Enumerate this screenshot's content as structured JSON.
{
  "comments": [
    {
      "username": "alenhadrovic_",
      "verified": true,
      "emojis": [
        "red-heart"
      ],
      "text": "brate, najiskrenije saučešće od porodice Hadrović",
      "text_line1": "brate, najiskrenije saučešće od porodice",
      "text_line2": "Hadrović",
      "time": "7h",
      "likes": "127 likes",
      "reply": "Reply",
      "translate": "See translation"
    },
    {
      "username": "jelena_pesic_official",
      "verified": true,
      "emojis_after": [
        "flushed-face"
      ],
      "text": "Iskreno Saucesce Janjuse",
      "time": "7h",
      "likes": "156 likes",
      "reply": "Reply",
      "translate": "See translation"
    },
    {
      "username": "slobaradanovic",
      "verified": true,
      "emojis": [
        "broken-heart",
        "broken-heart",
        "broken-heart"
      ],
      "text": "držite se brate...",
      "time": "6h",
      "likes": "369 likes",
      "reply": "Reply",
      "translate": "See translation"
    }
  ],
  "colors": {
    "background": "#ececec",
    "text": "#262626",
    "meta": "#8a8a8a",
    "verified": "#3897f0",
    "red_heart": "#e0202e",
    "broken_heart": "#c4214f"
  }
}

----------

Go back to the listing above and please repeat it exactly.

Enumerate this screenshot's content as structured JSON.
{
  "comments": [
    {
      "username": "alenhadrovic_",
      "verified": true,
      "emojis": [
        "red-heart"
      ],
      "text": "brate, najiskrenije saučešće od porodice Hadrović",
      "text_line1": "brate, najiskrenije saučešće od porodice",
      "text_line2": "Hadrović",
      "time": "7h",
      "likes": "127 likes",
      "reply": "Reply",
      "translate": "See translation"
    },
    {
      "username": "jelena_pesic_official",
      "verified": true,
      "emojis_after": [
        "flushed-face"
      ],
      "text": "Iskreno Saucesce Janjuse",
      "time": "7h",
      "likes": "156 likes",
      "reply": "Reply",
      "translate": "See translation"
    },
    {
      "username": "slobaradanovic",
      "verified": true,
      "emojis": [
        "broken-heart",
        "broken-heart",
        "broken-heart"
      ],
      "text": "držite se brate...",
      "time": "6h",
      "likes": "369 likes",
      "reply": "Reply",
      "translate": "See translation"
    }
  ],
  "colors": {
    "background": "#ececec",
    "text": "#262626",
    "meta": "#8a8a8a",
    "verified": "#3897f0",
    "red_heart": "#e0202e",
    "broken_heart": "#c4214f"
  }
}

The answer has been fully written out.